━━━ Data lines ━━━
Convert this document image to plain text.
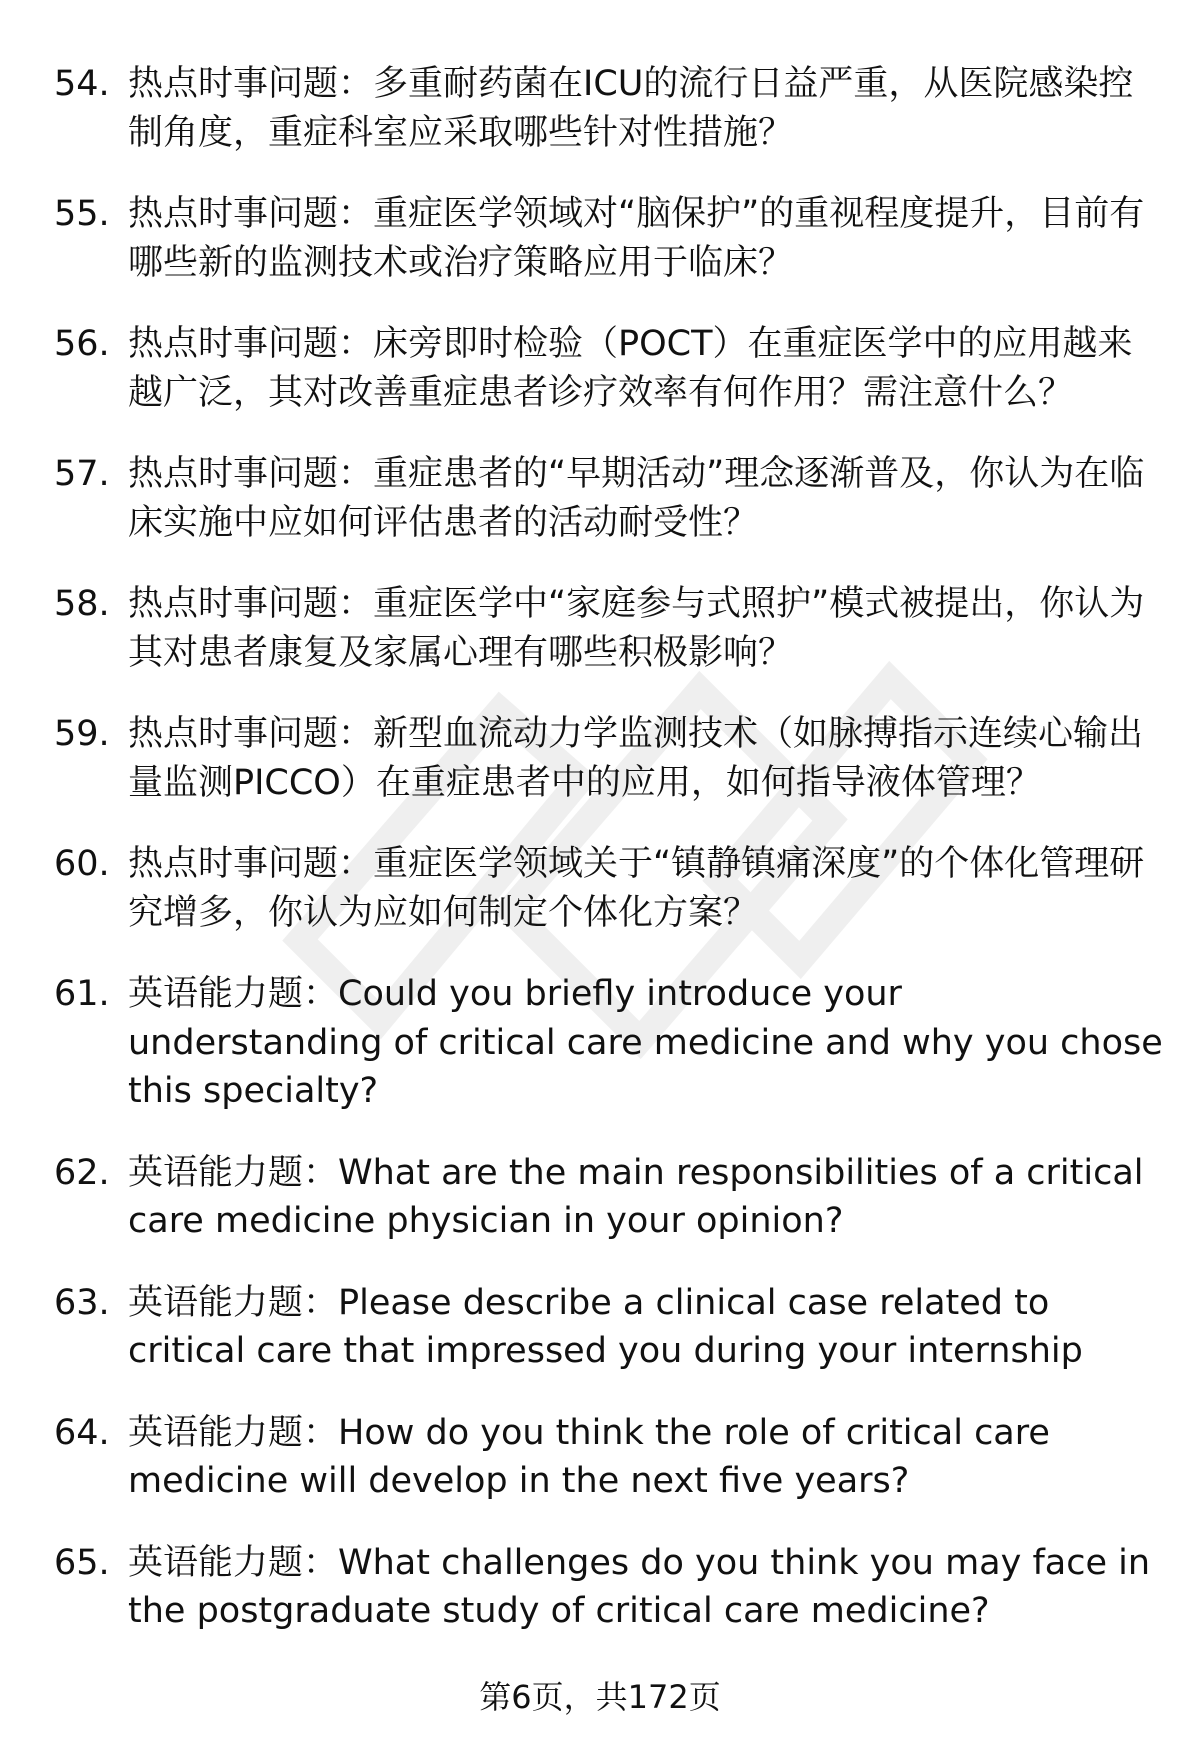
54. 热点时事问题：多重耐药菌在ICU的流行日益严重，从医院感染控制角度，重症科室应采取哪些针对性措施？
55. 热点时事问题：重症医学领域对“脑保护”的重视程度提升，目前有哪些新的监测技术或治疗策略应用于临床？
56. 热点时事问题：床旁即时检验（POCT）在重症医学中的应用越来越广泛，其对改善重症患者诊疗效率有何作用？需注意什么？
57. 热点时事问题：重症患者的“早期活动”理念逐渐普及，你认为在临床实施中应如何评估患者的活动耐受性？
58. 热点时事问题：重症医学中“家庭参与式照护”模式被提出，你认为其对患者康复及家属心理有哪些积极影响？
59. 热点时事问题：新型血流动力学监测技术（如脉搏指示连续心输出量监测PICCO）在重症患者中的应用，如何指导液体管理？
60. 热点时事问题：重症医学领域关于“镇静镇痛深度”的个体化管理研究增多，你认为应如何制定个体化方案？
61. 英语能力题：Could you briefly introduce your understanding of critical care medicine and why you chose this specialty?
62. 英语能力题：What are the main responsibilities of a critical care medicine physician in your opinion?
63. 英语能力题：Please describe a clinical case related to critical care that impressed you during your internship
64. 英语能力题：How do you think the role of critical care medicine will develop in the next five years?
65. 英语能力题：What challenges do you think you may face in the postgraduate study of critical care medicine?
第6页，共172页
━━━
Scan the material above. Extract every line in which the word "What" occurs.

62. 英语能力题：What are the main responsibilities of a critical care medicine physician in your opinion?
65. 英语能力题：What challenges do you think you may face in the postgraduate study of critical care medicine?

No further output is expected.